**Task brief:** Pull out every line of the listing below where "OANDA" appears.

(Extracts from a graphics dataset)

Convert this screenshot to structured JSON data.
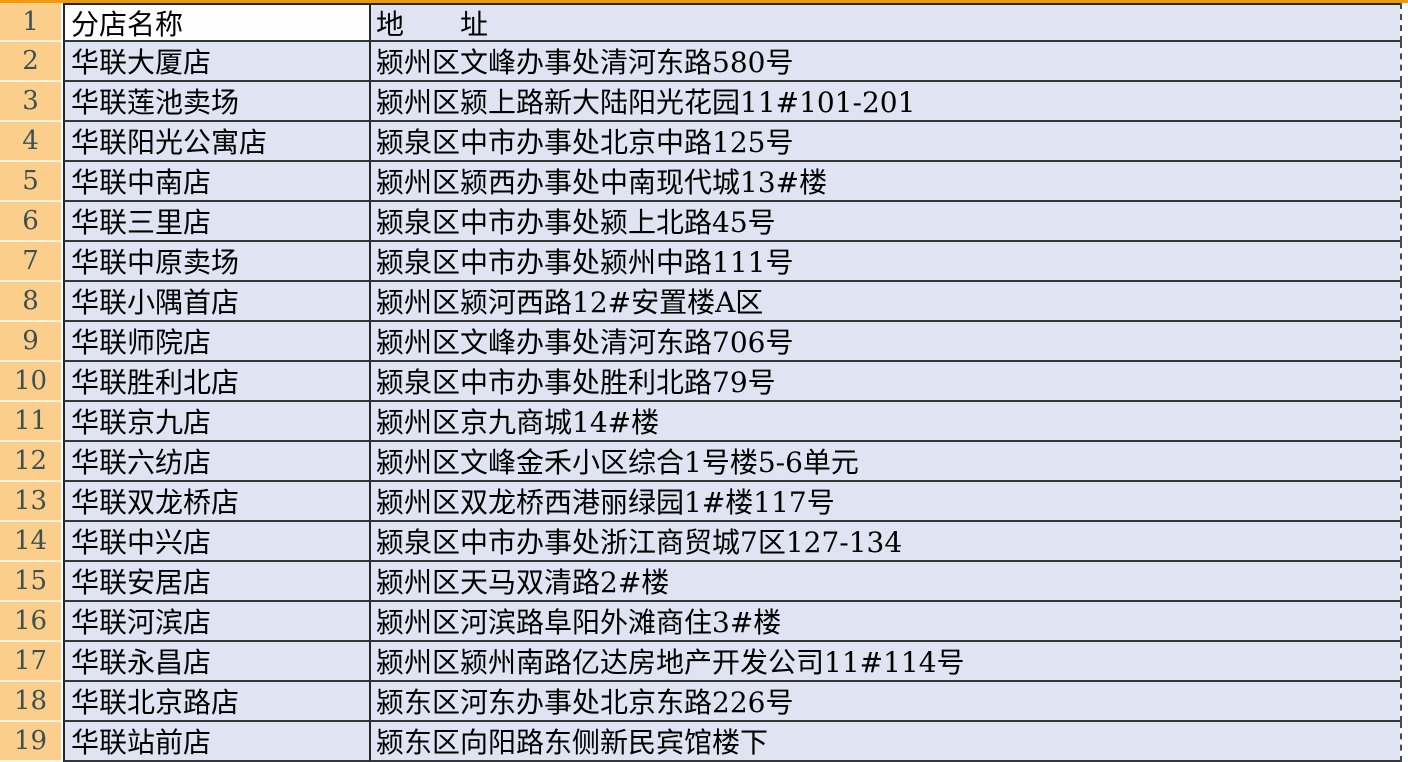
{
  "table": {
    "header_row_number": "1",
    "columns": {
      "name_header": "分店名称",
      "address_header": "地　　址"
    },
    "rows": [
      {
        "num": "2",
        "name": "华联大厦店",
        "address": "颍州区文峰办事处清河东路580号"
      },
      {
        "num": "3",
        "name": "华联莲池卖场",
        "address": "颍州区颍上路新大陆阳光花园11#101-201"
      },
      {
        "num": "4",
        "name": "华联阳光公寓店",
        "address": "颍泉区中市办事处北京中路125号"
      },
      {
        "num": "5",
        "name": "华联中南店",
        "address": "颍州区颍西办事处中南现代城13#楼"
      },
      {
        "num": "6",
        "name": "华联三里店",
        "address": "颍泉区中市办事处颍上北路45号"
      },
      {
        "num": "7",
        "name": "华联中原卖场",
        "address": "颍泉区中市办事处颍州中路111号"
      },
      {
        "num": "8",
        "name": "华联小隅首店",
        "address": "颍州区颍河西路12#安置楼A区"
      },
      {
        "num": "9",
        "name": "华联师院店",
        "address": "颍州区文峰办事处清河东路706号"
      },
      {
        "num": "10",
        "name": "华联胜利北店",
        "address": "颍泉区中市办事处胜利北路79号"
      },
      {
        "num": "11",
        "name": "华联京九店",
        "address": "颍州区京九商城14#楼"
      },
      {
        "num": "12",
        "name": "华联六纺店",
        "address": "颍州区文峰金禾小区综合1号楼5-6单元"
      },
      {
        "num": "13",
        "name": "华联双龙桥店",
        "address": "颍州区双龙桥西港丽绿园1#楼117号"
      },
      {
        "num": "14",
        "name": "华联中兴店",
        "address": "颍泉区中市办事处浙江商贸城7区127-134"
      },
      {
        "num": "15",
        "name": "华联安居店",
        "address": "颍州区天马双清路2#楼"
      },
      {
        "num": "16",
        "name": "华联河滨店",
        "address": "颍州区河滨路阜阳外滩商住3#楼"
      },
      {
        "num": "17",
        "name": "华联永昌店",
        "address": "颍州区颍州南路亿达房地产开发公司11#114号"
      },
      {
        "num": "18",
        "name": "华联北京路店",
        "address": "颍东区河东办事处北京东路226号"
      },
      {
        "num": "19",
        "name": "华联站前店",
        "address": "颍东区向阳路东侧新民宾馆楼下"
      }
    ],
    "colors": {
      "row_header_fill": "#fbce8c",
      "cell_fill": "#e0e4f2",
      "header_name_cell_fill": "#fefefe",
      "top_strip": "#ee9a0d",
      "border": "#262626",
      "row_number_text": "#3e5152",
      "cell_text": "#000000"
    }
  }
}
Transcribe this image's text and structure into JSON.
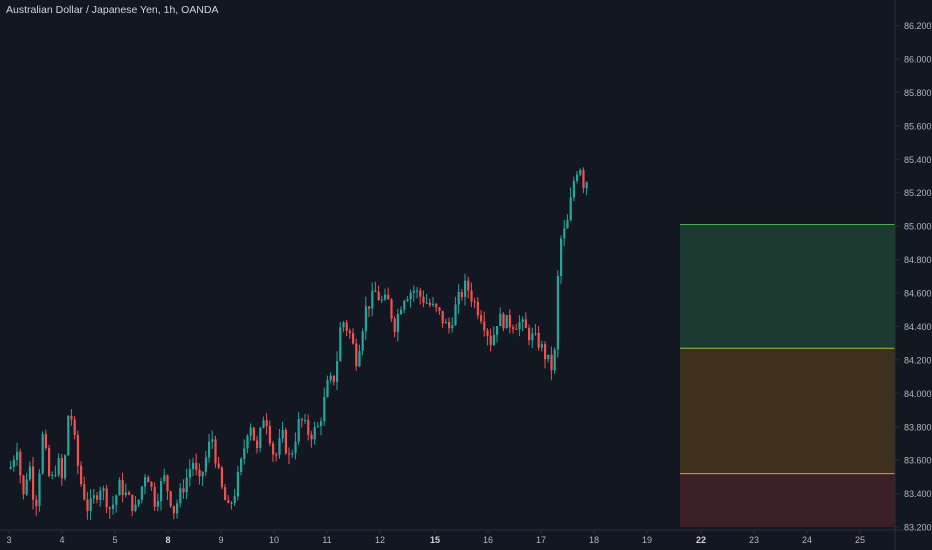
{
  "chart_title": "Australian Dollar / Japanese Yen, 1h, OANDA",
  "chart_data": {
    "type": "candlestick",
    "title": "Australian Dollar / Japanese Yen, 1h, OANDA",
    "symbol": "AUDJPY",
    "timeframe": "1h",
    "source": "OANDA",
    "ylim": [
      83.2,
      86.3
    ],
    "y_ticks": [
      "83.200",
      "83.400",
      "83.600",
      "83.800",
      "84.000",
      "84.200",
      "84.400",
      "84.600",
      "84.800",
      "85.000",
      "85.200",
      "85.400",
      "85.600",
      "85.800",
      "86.000",
      "86.200"
    ],
    "x_ticks": [
      {
        "label": "3",
        "bold": false
      },
      {
        "label": "4",
        "bold": false
      },
      {
        "label": "5",
        "bold": false
      },
      {
        "label": "8",
        "bold": true
      },
      {
        "label": "9",
        "bold": false
      },
      {
        "label": "10",
        "bold": false
      },
      {
        "label": "11",
        "bold": false
      },
      {
        "label": "12",
        "bold": false
      },
      {
        "label": "15",
        "bold": true
      },
      {
        "label": "16",
        "bold": false
      },
      {
        "label": "17",
        "bold": false
      },
      {
        "label": "18",
        "bold": false
      },
      {
        "label": "19",
        "bold": false
      },
      {
        "label": "22",
        "bold": true
      },
      {
        "label": "23",
        "bold": false
      },
      {
        "label": "24",
        "bold": false
      },
      {
        "label": "25",
        "bold": false
      }
    ],
    "price_path": [
      [
        0,
        83.55
      ],
      [
        0.06,
        83.7
      ],
      [
        0.1,
        83.35
      ],
      [
        0.15,
        83.6
      ],
      [
        0.2,
        83.3
      ],
      [
        0.26,
        83.75
      ],
      [
        0.32,
        83.45
      ],
      [
        0.38,
        83.6
      ],
      [
        0.42,
        83.45
      ],
      [
        0.47,
        83.95
      ],
      [
        0.55,
        83.5
      ],
      [
        0.62,
        83.3
      ],
      [
        0.72,
        83.45
      ],
      [
        0.8,
        83.3
      ],
      [
        0.87,
        83.45
      ],
      [
        1.0,
        83.3
      ],
      [
        1.08,
        83.55
      ],
      [
        1.15,
        83.35
      ],
      [
        1.22,
        83.5
      ],
      [
        1.3,
        83.3
      ],
      [
        1.38,
        83.45
      ],
      [
        1.45,
        83.6
      ],
      [
        1.5,
        83.45
      ],
      [
        1.55,
        83.6
      ],
      [
        1.6,
        83.75
      ],
      [
        1.67,
        83.45
      ],
      [
        1.73,
        83.3
      ],
      [
        1.78,
        83.4
      ],
      [
        1.84,
        83.6
      ],
      [
        1.9,
        83.85
      ],
      [
        1.96,
        83.65
      ],
      [
        2.02,
        83.9
      ],
      [
        2.1,
        83.6
      ],
      [
        2.16,
        83.75
      ],
      [
        2.22,
        83.6
      ],
      [
        2.3,
        83.85
      ],
      [
        2.38,
        83.75
      ],
      [
        2.45,
        83.8
      ],
      [
        2.52,
        84.05
      ],
      [
        2.58,
        84.1
      ],
      [
        2.63,
        84.45
      ],
      [
        2.7,
        84.35
      ],
      [
        2.75,
        84.2
      ],
      [
        2.82,
        84.5
      ],
      [
        2.9,
        84.6
      ],
      [
        2.95,
        84.55
      ],
      [
        3.0,
        84.55
      ],
      [
        3.05,
        84.4
      ],
      [
        3.12,
        84.58
      ],
      [
        3.2,
        84.62
      ],
      [
        3.3,
        84.55
      ],
      [
        3.4,
        84.48
      ],
      [
        3.48,
        84.38
      ],
      [
        3.55,
        84.55
      ],
      [
        3.62,
        84.65
      ],
      [
        3.68,
        84.55
      ],
      [
        3.75,
        84.45
      ],
      [
        3.82,
        84.3
      ],
      [
        3.87,
        84.45
      ],
      [
        3.95,
        84.42
      ],
      [
        4.05,
        84.42
      ],
      [
        4.12,
        84.35
      ],
      [
        4.2,
        84.3
      ],
      [
        4.25,
        84.22
      ],
      [
        4.3,
        84.15
      ],
      [
        4.32,
        84.2
      ],
      [
        4.36,
        84.9
      ],
      [
        4.42,
        85.0
      ],
      [
        4.48,
        85.3
      ],
      [
        4.52,
        85.38
      ],
      [
        4.56,
        85.22
      ],
      [
        4.6,
        85.36
      ]
    ],
    "zones": [
      {
        "from": 84.27,
        "to": 85.01,
        "fill": "#1c3a2f",
        "line": "#4caf50"
      },
      {
        "from": 83.52,
        "to": 84.27,
        "fill": "#3d311e",
        "line": "#9cbd3a"
      },
      {
        "from": 83.2,
        "to": 83.52,
        "fill": "#3b2027",
        "line": "#f59b00"
      }
    ],
    "colors": {
      "up": "#26a69a",
      "down": "#ef5350",
      "background": "#131722",
      "axis": "#2a2e39",
      "text": "#b2b5be"
    }
  }
}
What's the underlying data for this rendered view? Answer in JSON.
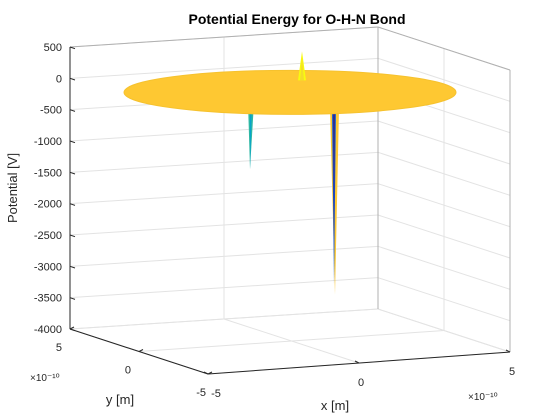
{
  "chart_data": {
    "type": "surface3d",
    "title": "Potential Energy for O-H-N Bond",
    "zlabel": "Potential [V]",
    "xlabel": "x [m]",
    "ylabel": "y [m]",
    "zlim": [
      -4000,
      500
    ],
    "z_ticks": [
      500,
      0,
      -500,
      -1000,
      -1500,
      -2000,
      -2500,
      -3000,
      -3500,
      -4000
    ],
    "x_ticks": [
      "-5",
      "0",
      "5"
    ],
    "y_ticks": [
      "-5",
      "0",
      "5"
    ],
    "x_exponent": "×10⁻¹⁰",
    "y_exponent": "×10⁻¹⁰",
    "grid": true,
    "surface_level": 0,
    "features": [
      {
        "type": "spike",
        "z": 430
      },
      {
        "type": "spike",
        "z": -1450
      },
      {
        "type": "spike",
        "z": -3450
      }
    ],
    "colormap": [
      "#352a87",
      "#0f5cdd",
      "#1481d6",
      "#06a4ca",
      "#2eb7a4",
      "#87bf77",
      "#d1bb59",
      "#fec832",
      "#f9fb0e"
    ]
  }
}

**Correct output:**
  "chart_title": "Australian Dollar / Japanese Yen, 1h, OANDA",
    "title": "Australian Dollar / Japanese Yen, 1h, OANDA",
    "source": "OANDA",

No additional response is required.